PROBLEM REQUIREMENTS:
Write out all lines holding the word "related".

SOURCE DATA:
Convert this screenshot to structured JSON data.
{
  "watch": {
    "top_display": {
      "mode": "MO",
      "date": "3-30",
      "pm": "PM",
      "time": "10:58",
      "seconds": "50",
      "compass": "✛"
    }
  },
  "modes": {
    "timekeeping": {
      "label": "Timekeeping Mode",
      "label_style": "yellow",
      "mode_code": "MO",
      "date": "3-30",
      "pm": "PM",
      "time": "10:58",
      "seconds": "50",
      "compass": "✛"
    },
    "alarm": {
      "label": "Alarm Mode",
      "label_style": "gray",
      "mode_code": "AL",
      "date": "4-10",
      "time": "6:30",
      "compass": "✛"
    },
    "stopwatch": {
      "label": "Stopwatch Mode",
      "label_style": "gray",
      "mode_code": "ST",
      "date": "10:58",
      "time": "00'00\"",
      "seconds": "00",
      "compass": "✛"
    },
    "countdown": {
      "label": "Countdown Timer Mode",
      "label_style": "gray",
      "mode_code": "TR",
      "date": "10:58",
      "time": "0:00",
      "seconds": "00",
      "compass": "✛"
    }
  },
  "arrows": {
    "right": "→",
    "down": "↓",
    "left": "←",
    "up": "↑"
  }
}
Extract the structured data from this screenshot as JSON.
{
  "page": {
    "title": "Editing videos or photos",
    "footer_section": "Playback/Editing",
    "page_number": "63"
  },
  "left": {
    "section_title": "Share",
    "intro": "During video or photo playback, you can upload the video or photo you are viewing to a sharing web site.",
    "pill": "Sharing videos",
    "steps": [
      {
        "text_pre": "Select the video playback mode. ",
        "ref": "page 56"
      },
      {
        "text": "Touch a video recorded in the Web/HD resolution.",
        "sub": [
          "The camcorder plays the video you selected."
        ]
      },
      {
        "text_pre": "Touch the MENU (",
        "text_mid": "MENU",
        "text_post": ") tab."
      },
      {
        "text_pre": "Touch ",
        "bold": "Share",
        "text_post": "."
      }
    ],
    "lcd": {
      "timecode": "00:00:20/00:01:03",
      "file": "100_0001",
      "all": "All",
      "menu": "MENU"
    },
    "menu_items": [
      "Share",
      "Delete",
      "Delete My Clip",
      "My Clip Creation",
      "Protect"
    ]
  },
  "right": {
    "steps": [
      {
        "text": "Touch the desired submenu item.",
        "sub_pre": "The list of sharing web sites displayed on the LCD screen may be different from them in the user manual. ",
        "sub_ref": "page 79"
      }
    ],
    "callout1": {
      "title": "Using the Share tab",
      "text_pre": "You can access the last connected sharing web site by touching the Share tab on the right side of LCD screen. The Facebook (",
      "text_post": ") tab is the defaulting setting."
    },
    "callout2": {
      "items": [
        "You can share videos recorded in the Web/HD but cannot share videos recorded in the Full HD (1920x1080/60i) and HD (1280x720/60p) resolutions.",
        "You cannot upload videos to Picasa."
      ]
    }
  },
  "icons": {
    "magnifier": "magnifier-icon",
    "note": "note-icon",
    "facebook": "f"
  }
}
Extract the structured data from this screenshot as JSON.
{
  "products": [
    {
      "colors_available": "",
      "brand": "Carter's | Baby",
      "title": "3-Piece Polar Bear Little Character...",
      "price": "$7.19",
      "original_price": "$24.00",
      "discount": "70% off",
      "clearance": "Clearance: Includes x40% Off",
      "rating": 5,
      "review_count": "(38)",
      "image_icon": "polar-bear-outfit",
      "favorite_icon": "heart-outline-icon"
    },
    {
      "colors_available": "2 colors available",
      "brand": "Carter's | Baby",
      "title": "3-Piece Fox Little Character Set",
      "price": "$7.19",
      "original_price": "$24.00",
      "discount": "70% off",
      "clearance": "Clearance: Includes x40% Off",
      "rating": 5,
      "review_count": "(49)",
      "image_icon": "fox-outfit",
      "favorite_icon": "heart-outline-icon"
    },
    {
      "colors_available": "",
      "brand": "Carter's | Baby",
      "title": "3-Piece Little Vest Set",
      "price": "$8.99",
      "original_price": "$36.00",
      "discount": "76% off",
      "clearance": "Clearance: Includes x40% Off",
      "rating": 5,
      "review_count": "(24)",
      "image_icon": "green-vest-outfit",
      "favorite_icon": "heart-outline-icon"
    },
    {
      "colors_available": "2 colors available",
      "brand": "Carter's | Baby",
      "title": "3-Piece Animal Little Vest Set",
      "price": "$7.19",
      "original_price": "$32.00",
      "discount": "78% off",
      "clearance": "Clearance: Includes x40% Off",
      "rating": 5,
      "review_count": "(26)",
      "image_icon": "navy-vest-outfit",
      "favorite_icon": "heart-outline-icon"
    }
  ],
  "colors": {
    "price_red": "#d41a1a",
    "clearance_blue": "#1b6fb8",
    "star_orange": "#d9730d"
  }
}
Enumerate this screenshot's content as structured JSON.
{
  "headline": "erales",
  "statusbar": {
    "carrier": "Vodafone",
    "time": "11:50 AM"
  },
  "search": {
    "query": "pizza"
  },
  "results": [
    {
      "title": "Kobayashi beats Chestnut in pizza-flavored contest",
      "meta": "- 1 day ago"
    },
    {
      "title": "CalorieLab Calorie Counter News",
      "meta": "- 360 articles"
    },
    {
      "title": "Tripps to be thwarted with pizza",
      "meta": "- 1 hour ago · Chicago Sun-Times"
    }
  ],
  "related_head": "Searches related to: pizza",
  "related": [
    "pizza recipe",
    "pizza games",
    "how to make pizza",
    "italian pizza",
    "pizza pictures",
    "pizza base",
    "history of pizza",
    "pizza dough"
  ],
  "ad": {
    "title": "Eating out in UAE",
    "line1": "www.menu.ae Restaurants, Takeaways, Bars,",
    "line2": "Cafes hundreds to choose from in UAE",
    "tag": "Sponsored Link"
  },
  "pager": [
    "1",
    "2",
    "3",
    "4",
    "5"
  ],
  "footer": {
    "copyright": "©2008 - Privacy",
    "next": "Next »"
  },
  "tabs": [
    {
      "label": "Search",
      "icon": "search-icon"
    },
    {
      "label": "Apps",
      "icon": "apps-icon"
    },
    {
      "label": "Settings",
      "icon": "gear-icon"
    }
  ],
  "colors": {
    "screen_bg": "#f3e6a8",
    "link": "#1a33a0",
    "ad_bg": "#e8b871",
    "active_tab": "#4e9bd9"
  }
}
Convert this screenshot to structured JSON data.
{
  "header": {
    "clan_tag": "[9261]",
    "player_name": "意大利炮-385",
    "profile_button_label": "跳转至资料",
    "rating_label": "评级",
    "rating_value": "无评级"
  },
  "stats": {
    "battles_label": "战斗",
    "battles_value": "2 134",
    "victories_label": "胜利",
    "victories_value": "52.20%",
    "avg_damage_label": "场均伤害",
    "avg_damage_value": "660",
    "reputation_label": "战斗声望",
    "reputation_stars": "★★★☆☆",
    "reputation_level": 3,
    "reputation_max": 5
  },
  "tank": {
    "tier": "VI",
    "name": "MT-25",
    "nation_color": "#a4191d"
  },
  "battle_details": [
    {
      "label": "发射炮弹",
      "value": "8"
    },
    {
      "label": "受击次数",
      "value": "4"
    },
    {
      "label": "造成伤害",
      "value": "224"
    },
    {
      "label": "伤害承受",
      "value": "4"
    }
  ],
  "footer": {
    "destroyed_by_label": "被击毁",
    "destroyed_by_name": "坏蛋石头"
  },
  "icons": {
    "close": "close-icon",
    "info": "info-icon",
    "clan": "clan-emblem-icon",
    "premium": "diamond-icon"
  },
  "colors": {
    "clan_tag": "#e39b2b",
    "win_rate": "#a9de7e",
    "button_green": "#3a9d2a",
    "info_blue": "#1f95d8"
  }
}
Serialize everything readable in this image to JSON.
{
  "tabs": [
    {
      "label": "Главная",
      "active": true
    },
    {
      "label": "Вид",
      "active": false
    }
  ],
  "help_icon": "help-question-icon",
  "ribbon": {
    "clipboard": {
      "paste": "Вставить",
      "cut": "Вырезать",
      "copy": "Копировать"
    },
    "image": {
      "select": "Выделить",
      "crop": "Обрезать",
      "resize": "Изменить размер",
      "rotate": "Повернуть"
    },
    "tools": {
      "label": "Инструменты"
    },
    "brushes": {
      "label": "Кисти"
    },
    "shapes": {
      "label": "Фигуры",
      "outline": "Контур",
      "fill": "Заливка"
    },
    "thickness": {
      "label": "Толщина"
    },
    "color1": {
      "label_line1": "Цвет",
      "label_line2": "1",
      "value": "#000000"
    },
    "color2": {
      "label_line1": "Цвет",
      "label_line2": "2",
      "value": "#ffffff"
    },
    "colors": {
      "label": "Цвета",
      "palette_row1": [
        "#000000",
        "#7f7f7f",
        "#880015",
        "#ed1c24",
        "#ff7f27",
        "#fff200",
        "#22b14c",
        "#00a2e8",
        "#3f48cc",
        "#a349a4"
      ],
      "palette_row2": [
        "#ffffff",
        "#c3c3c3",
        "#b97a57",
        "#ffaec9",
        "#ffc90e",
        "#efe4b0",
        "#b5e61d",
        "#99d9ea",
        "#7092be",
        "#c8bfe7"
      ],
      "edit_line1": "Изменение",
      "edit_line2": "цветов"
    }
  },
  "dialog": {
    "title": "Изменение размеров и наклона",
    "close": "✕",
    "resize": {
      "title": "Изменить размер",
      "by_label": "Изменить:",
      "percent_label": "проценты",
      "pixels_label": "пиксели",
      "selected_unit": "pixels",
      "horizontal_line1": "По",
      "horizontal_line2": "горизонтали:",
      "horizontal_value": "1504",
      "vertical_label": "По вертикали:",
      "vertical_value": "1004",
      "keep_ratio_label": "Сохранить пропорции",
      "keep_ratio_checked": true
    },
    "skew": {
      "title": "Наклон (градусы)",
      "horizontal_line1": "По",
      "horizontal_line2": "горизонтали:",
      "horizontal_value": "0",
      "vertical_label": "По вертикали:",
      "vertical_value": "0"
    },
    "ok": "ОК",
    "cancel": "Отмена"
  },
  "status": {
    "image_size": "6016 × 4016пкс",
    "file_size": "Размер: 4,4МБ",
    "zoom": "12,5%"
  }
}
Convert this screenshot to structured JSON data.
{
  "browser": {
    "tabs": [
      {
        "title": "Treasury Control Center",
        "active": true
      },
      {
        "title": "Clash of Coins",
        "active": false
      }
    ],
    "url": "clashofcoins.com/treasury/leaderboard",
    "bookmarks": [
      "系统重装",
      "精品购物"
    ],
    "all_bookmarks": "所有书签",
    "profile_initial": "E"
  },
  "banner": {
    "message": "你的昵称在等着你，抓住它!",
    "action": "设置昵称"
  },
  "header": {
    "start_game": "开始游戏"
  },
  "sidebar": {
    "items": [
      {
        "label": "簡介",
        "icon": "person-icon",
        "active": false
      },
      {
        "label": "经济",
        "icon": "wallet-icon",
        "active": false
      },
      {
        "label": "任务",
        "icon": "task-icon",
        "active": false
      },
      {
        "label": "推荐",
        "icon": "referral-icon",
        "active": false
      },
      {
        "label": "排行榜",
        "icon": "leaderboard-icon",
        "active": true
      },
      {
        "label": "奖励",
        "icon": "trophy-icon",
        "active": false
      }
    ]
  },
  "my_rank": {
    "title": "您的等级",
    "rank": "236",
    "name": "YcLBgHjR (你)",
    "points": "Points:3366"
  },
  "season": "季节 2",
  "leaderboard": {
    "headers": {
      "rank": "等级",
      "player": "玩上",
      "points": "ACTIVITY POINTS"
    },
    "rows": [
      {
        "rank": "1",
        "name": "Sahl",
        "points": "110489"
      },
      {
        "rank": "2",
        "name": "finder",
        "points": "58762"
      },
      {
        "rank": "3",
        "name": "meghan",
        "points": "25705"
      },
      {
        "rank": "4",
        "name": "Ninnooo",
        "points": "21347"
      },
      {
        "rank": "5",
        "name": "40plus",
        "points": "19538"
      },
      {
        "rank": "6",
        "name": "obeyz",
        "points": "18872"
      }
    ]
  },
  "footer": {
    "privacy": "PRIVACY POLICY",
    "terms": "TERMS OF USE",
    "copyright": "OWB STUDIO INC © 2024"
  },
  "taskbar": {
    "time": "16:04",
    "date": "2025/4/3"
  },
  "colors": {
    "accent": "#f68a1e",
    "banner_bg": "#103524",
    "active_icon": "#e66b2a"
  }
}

WRITTEN RESPONSE:
  "related_head": "Searches related to: pizza",
  "related": [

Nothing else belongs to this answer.